### Page transcription entries
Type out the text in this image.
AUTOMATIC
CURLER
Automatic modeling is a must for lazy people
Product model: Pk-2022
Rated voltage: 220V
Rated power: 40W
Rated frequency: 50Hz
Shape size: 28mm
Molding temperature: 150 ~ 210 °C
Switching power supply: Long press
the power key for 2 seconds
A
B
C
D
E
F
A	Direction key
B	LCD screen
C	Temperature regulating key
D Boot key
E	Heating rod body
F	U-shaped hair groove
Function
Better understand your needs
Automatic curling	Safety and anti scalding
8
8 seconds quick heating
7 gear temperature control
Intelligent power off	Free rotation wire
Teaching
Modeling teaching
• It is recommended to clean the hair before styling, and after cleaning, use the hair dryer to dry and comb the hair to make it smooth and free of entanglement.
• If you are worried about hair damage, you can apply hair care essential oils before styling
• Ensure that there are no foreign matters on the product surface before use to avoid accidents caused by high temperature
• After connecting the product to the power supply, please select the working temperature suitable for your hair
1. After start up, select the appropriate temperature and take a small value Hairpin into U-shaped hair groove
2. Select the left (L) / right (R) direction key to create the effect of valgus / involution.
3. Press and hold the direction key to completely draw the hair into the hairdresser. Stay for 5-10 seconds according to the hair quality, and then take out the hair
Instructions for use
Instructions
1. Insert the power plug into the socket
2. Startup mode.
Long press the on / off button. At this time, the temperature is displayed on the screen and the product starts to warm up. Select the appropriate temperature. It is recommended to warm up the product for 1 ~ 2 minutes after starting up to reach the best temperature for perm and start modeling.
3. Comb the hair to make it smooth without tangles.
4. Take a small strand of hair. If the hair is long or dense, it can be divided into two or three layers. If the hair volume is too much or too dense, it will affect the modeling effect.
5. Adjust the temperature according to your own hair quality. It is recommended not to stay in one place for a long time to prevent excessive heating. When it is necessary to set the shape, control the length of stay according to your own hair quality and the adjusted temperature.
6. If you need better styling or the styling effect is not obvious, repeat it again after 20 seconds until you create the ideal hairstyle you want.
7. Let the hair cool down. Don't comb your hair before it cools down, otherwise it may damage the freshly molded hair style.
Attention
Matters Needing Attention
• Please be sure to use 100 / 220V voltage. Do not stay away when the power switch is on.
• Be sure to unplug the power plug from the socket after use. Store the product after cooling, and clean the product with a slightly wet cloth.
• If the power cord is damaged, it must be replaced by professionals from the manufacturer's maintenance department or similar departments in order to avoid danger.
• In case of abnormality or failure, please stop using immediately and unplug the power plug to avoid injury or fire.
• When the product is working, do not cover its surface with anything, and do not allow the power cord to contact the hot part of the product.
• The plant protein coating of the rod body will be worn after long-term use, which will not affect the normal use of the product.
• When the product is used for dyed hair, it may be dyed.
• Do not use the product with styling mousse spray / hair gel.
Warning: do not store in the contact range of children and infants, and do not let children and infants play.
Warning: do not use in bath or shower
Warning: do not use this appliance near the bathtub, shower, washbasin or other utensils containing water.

### What the task requires
Each line that includes the string "before" should be copied from the data.

### Task response
• It is recommended to clean the hair before styling, and after cleaning, use the hair dryer to dry and comb the hair to make it smooth and free of entanglement.
• If you are worried about hair damage, you can apply hair care essential oils before styling
• Ensure that there are no foreign matters on the product surface before use to avoid accidents caused by high temperature
7. Let the hair cool down. Don't comb your hair before it cools down, otherwise it may damage the freshly molded hair style.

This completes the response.